:: Work to be completed ::
Copy the records below exactly, leaving out every picture.

:: Rows ::
_ _ _ _
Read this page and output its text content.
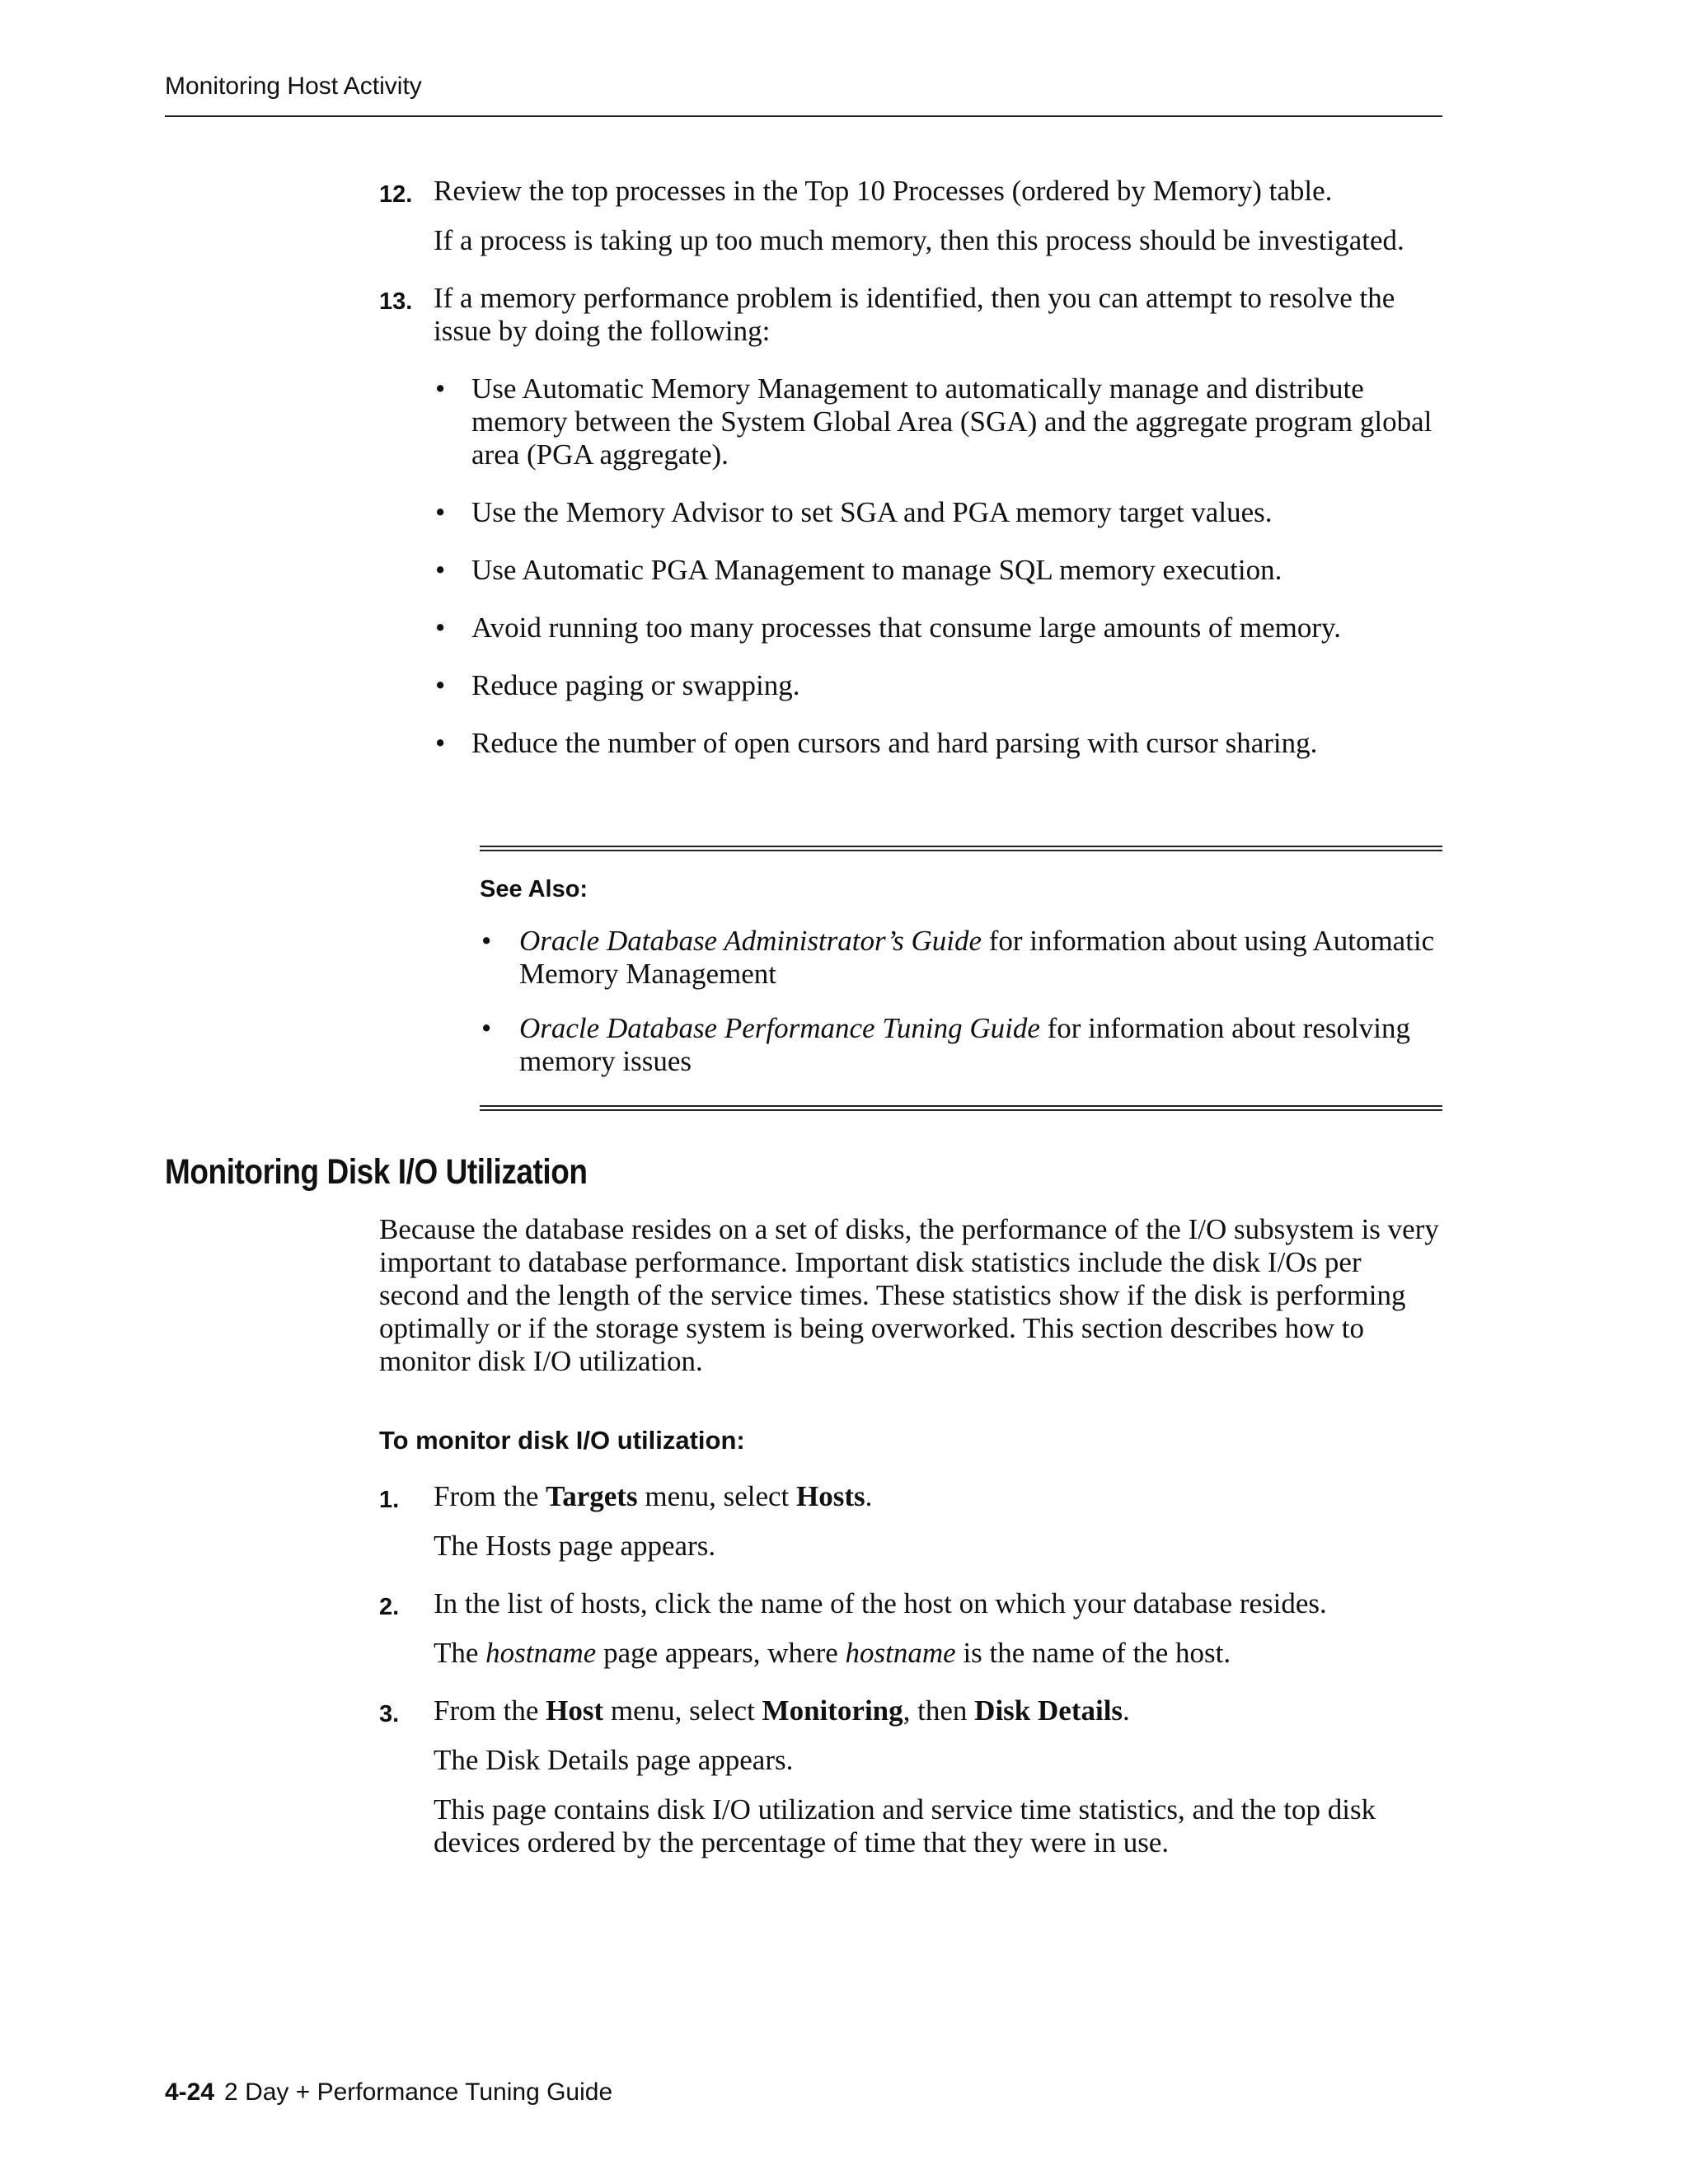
Monitoring Host Activity
12. Review the top processes in the Top 10 Processes (ordered by Memory) table.

If a process is taking up too much memory, then this process should be investigated.

13. If a memory performance problem is identified, then you can attempt to resolve the issue by doing the following:

• Use Automatic Memory Management to automatically manage and distribute memory between the System Global Area (SGA) and the aggregate program global area (PGA aggregate).
• Use the Memory Advisor to set SGA and PGA memory target values.
• Use Automatic PGA Management to manage SQL memory execution.
• Avoid running too many processes that consume large amounts of memory.
• Reduce paging or swapping.
• Reduce the number of open cursors and hard parsing with cursor sharing.
See Also:
• Oracle Database Administrator’s Guide for information about using Automatic Memory Management
• Oracle Database Performance Tuning Guide for information about resolving memory issues
Monitoring Disk I/O Utilization

Because the database resides on a set of disks, the performance of the I/O subsystem is very important to database performance. Important disk statistics include the disk I/Os per second and the length of the service times. These statistics show if the disk is performing optimally or if the storage system is being overworked. This section describes how to monitor disk I/O utilization.

To monitor disk I/O utilization:
1. From the Targets menu, select Hosts.

The Hosts page appears.

2. In the list of hosts, click the name of the host on which your database resides.

The hostname page appears, where hostname is the name of the host.

3. From the Host menu, select Monitoring, then Disk Details.

The Disk Details page appears.

This page contains disk I/O utilization and service time statistics, and the top disk devices ordered by the percentage of time that they were in use.

4-24 2 Day + Performance Tuning Guide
_ _ _ _
:: Response for this exercise ::
Read this page and output its text content.
Monitoring Host Activity
12. Review the top processes in the Top 10 Processes (ordered by Memory) table.

If a process is taking up too much memory, then this process should be investigated.

13. If a memory performance problem is identified, then you can attempt to resolve the issue by doing the following:

• Use Automatic Memory Management to automatically manage and distribute memory between the System Global Area (SGA) and the aggregate program global area (PGA aggregate).
• Use the Memory Advisor to set SGA and PGA memory target values.
• Use Automatic PGA Management to manage SQL memory execution.
• Avoid running too many processes that consume large amounts of memory.
• Reduce paging or swapping.
• Reduce the number of open cursors and hard parsing with cursor sharing.
See Also:
• Oracle Database Administrator’s Guide for information about using Automatic Memory Management
• Oracle Database Performance Tuning Guide for information about resolving memory issues
Monitoring Disk I/O Utilization

Because the database resides on a set of disks, the performance of the I/O subsystem is very important to database performance. Important disk statistics include the disk I/Os per second and the length of the service times. These statistics show if the disk is performing optimally or if the storage system is being overworked. This section describes how to monitor disk I/O utilization.

To monitor disk I/O utilization:
1. From the Targets menu, select Hosts.

The Hosts page appears.

2. In the list of hosts, click the name of the host on which your database resides.

The hostname page appears, where hostname is the name of the host.

3. From the Host menu, select Monitoring, then Disk Details.

The Disk Details page appears.

This page contains disk I/O utilization and service time statistics, and the top disk devices ordered by the percentage of time that they were in use.

4-24 2 Day + Performance Tuning Guide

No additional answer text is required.